> **EXERCISE GOAL**:
Track down every line below that holds "type" and copy it.

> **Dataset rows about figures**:
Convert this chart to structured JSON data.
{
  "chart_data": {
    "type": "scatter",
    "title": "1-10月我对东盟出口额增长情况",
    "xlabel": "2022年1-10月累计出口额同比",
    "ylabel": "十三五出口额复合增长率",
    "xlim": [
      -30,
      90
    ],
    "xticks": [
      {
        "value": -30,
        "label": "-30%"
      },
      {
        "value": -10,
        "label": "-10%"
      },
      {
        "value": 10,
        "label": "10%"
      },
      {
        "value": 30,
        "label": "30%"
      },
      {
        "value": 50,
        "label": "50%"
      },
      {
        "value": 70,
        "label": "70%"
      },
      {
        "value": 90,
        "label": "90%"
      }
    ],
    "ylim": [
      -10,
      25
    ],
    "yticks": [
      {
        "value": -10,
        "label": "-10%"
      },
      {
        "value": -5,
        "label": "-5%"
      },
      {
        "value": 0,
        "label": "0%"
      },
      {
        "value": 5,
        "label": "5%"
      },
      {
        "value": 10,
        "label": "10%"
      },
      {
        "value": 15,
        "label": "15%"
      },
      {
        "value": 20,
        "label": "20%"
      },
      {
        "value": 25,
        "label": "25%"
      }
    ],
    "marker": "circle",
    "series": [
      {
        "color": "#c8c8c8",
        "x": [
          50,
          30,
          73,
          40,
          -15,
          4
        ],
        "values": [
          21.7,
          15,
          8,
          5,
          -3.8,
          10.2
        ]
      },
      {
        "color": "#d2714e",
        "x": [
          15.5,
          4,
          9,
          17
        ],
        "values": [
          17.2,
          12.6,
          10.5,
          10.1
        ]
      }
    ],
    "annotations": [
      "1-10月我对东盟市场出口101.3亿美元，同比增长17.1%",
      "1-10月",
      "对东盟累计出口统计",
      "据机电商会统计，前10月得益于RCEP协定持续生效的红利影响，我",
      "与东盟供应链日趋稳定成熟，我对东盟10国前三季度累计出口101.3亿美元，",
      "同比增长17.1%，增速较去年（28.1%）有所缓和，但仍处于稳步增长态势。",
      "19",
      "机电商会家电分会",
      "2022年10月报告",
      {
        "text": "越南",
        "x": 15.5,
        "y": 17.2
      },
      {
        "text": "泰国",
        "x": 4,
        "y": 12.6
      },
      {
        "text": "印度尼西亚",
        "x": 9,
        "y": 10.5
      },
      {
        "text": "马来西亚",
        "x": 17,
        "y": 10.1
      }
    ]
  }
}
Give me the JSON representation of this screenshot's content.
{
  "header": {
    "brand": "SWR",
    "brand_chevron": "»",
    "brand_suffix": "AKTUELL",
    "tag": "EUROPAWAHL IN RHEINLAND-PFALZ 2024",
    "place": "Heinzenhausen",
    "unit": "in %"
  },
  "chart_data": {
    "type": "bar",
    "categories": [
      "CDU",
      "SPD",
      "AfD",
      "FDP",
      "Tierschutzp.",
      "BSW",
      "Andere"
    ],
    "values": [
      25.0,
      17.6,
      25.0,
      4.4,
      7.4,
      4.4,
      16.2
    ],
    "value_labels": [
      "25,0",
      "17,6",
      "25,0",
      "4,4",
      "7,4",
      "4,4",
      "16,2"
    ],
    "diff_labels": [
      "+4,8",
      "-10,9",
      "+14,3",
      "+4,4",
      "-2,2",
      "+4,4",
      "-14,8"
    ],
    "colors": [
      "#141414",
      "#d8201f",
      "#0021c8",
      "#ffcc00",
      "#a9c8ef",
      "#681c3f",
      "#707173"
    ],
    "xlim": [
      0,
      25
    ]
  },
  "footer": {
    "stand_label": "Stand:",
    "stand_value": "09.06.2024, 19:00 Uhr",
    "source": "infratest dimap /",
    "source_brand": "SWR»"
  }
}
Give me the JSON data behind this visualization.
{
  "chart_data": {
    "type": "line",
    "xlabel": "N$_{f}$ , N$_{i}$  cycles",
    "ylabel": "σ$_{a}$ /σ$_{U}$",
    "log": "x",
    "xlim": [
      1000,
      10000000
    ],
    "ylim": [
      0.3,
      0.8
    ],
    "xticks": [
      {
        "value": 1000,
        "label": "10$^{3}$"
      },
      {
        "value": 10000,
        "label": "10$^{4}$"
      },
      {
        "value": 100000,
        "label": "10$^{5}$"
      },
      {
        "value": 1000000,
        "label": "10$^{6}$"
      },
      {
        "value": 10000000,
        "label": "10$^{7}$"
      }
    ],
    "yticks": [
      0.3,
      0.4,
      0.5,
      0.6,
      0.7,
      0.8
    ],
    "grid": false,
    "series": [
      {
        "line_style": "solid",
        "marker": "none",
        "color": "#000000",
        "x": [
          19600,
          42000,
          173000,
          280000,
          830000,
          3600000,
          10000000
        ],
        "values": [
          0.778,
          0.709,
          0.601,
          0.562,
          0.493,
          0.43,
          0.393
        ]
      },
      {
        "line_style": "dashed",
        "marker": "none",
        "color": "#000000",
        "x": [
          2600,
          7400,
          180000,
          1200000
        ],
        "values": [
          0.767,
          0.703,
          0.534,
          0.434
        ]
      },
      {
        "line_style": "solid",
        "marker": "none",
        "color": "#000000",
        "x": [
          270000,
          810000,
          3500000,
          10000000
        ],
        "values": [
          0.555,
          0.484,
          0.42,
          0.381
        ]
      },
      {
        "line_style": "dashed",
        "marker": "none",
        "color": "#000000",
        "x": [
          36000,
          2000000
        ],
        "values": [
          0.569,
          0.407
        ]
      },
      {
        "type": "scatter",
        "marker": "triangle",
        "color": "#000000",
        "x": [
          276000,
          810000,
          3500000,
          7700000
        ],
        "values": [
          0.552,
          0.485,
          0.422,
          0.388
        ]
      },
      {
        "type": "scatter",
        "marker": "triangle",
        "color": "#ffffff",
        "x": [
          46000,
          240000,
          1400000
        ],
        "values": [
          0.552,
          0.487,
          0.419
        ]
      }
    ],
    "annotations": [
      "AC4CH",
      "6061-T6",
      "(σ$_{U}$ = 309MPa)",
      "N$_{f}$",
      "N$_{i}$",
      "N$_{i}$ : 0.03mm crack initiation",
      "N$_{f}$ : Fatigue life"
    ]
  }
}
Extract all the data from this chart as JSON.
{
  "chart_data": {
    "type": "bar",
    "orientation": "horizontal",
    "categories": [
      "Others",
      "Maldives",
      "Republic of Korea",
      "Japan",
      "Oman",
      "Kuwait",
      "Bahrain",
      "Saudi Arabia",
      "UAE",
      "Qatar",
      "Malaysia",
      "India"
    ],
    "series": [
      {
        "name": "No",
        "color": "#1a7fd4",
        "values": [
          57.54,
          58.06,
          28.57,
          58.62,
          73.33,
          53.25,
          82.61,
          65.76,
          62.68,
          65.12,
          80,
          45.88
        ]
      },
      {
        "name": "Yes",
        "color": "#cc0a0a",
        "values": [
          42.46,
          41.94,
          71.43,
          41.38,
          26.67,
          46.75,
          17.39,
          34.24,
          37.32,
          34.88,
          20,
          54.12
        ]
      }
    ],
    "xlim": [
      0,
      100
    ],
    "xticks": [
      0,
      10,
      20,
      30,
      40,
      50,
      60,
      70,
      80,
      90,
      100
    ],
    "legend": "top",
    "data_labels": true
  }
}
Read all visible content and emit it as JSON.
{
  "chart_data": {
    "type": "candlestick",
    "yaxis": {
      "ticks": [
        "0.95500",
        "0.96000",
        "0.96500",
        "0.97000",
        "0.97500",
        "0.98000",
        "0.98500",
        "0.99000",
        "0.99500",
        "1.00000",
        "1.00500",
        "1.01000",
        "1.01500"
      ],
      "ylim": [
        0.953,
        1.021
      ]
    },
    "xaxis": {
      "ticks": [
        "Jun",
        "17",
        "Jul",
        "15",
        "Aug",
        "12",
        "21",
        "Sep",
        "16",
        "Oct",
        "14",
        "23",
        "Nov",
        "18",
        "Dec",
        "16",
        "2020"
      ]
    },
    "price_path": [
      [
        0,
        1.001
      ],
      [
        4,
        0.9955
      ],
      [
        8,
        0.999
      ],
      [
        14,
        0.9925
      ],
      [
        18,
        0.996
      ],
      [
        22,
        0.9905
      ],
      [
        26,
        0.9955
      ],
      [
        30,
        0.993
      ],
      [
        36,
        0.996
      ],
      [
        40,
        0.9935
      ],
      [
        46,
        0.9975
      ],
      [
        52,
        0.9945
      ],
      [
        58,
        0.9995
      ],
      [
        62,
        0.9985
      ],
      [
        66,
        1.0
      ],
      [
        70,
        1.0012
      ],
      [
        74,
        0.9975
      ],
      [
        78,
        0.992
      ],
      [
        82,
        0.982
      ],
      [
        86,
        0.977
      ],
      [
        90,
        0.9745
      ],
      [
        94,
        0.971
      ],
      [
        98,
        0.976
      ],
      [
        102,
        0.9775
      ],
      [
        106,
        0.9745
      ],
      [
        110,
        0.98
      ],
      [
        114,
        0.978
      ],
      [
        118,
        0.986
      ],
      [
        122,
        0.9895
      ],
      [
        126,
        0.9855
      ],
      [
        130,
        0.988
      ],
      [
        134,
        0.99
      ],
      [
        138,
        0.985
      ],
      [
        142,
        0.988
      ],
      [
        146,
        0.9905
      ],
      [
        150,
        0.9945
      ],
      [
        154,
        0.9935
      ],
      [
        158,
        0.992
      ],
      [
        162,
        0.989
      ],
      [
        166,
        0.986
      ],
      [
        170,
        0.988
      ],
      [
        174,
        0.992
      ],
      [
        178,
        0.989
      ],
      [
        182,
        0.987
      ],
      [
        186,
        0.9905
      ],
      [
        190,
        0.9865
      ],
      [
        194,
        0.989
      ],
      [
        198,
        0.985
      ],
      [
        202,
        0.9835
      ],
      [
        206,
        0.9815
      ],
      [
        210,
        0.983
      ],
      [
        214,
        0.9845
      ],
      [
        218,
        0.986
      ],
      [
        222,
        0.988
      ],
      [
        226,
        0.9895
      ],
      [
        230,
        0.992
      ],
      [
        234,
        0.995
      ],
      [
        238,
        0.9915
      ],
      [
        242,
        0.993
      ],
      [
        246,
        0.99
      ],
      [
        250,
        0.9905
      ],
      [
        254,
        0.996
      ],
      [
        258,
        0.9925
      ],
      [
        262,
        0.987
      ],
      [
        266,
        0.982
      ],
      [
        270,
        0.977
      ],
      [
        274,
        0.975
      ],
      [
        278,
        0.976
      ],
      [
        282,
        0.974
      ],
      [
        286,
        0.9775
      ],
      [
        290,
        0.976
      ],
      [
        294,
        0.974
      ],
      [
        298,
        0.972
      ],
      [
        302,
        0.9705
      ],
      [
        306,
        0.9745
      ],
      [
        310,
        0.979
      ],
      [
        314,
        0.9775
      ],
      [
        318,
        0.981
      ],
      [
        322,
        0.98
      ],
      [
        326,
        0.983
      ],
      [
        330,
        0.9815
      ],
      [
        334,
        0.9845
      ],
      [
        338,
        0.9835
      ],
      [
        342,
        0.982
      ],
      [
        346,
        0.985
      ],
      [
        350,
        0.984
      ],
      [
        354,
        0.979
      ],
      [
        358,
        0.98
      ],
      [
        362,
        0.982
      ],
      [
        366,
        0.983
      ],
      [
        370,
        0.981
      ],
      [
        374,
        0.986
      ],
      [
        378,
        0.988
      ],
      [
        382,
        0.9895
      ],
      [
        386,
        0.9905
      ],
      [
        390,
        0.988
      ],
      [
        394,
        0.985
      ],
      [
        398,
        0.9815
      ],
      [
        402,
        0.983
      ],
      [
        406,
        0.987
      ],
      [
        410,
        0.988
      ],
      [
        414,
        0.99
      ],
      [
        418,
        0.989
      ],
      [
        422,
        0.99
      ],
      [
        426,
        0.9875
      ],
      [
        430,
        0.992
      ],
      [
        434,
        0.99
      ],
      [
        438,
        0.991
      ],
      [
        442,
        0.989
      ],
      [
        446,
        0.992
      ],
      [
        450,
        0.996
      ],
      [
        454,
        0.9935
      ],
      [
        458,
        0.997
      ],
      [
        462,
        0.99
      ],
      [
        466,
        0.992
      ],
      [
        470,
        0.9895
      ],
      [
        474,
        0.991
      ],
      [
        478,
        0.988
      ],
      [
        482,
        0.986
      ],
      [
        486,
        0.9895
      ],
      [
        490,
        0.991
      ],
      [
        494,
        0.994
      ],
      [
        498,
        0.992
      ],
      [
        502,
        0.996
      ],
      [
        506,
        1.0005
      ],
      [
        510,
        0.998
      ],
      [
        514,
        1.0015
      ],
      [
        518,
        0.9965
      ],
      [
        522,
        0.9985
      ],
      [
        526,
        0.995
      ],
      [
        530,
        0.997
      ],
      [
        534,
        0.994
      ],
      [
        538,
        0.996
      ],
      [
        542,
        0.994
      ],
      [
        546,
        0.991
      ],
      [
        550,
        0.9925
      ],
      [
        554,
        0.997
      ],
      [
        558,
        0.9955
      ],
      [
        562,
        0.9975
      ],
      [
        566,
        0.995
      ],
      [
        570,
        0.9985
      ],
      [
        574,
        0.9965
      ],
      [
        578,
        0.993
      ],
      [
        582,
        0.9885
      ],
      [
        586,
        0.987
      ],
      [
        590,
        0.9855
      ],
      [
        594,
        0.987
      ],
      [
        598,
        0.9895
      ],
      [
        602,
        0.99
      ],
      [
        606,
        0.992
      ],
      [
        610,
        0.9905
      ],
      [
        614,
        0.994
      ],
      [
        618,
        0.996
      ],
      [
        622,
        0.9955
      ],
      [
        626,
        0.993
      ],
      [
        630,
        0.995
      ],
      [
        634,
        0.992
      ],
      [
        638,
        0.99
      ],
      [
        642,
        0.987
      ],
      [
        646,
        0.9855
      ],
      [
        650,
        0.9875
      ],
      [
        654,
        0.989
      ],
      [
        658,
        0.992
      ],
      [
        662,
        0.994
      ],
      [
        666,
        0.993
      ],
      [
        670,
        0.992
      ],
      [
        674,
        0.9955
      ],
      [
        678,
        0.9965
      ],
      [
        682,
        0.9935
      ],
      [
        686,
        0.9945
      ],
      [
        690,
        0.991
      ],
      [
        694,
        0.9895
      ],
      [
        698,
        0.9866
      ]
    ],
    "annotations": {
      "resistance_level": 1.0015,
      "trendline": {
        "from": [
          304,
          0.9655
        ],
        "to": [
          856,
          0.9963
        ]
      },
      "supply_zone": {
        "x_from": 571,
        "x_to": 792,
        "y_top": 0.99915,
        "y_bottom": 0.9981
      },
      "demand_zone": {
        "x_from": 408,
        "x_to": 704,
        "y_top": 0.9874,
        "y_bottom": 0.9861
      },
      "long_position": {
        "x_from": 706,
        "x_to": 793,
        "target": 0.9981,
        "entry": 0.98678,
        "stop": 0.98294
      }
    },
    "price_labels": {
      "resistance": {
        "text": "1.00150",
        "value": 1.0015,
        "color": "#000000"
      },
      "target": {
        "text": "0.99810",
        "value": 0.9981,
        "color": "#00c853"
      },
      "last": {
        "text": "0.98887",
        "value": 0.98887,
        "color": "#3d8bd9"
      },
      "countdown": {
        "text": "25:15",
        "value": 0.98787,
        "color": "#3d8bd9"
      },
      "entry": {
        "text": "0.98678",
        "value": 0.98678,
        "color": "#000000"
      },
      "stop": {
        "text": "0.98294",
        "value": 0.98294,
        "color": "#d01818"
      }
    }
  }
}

> **THE RESULT**:
    "type": "scatter",
    "type": "bar",
    "type": "line",
        "type": "scatter",
        "type": "scatter",
    "type": "bar",
    "type": "candlestick",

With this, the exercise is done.